Description of the task:
Please pull out every line that includes the string "students".

>> Begin

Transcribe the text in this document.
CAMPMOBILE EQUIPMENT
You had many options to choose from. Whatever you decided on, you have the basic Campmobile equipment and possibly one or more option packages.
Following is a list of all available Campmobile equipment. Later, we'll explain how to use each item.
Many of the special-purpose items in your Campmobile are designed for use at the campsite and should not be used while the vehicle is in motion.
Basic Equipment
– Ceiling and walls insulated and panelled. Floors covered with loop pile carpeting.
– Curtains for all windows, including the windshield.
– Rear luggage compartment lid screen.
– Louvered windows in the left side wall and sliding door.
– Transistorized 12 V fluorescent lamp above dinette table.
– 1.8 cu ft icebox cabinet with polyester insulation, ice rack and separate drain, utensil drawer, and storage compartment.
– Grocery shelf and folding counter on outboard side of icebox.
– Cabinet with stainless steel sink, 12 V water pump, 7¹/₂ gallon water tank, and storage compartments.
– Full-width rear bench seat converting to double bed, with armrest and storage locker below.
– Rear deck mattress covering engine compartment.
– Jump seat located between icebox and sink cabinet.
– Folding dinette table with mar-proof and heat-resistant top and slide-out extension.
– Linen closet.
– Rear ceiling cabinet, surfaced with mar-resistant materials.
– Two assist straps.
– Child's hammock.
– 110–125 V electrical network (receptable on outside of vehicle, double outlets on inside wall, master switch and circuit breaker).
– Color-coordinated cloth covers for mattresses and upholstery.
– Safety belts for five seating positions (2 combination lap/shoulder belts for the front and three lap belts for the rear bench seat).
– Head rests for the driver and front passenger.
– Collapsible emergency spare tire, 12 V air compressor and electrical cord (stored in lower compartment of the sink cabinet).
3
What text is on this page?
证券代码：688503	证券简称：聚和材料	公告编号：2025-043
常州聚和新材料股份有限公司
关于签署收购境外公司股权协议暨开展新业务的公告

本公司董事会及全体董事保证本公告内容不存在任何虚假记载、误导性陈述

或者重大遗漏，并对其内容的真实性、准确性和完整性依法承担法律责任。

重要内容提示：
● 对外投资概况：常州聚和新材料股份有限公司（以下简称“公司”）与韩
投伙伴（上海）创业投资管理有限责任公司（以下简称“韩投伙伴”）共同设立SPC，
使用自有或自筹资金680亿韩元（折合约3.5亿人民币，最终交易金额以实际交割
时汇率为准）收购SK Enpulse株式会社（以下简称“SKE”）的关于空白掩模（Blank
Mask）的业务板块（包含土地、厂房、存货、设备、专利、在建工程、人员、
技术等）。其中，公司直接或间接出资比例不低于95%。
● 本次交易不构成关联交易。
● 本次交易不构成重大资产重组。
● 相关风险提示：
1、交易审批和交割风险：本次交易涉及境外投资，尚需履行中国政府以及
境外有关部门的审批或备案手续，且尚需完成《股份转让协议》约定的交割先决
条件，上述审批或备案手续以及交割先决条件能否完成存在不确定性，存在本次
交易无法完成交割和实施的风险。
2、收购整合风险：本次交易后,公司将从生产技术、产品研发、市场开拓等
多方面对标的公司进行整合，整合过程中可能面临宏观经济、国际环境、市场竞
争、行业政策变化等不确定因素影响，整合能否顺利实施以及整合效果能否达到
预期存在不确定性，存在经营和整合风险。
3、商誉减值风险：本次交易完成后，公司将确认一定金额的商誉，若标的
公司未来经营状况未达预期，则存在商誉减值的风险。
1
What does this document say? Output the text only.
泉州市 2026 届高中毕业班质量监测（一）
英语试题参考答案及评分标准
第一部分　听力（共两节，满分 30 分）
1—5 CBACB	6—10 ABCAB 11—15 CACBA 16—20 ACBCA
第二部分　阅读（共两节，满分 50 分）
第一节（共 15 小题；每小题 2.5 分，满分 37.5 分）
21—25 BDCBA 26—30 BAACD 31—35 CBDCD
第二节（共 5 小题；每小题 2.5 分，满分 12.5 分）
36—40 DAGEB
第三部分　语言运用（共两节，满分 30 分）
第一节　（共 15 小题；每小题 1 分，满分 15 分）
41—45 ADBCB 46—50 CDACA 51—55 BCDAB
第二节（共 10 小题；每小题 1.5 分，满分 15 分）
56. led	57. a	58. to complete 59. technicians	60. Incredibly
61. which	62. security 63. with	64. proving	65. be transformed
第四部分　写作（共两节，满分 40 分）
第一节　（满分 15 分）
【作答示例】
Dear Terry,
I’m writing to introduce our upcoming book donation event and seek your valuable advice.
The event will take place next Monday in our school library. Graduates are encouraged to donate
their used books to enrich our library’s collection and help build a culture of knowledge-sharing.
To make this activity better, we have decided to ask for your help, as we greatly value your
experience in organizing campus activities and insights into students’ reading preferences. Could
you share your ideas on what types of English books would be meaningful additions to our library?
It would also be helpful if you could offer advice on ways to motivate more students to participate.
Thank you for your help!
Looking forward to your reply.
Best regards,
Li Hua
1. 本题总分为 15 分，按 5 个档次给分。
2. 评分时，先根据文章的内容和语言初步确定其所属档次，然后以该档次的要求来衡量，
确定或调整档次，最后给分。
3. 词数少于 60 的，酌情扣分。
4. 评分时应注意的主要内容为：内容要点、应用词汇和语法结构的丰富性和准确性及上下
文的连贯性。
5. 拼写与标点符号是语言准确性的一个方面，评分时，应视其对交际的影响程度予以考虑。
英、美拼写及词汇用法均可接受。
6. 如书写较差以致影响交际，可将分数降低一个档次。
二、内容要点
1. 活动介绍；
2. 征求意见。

>> End

Correct output:
experience in organizing campus activities and insights into students’ reading preferences. Could
It would also be helpful if you could offer advice on ways to motivate more students to participate.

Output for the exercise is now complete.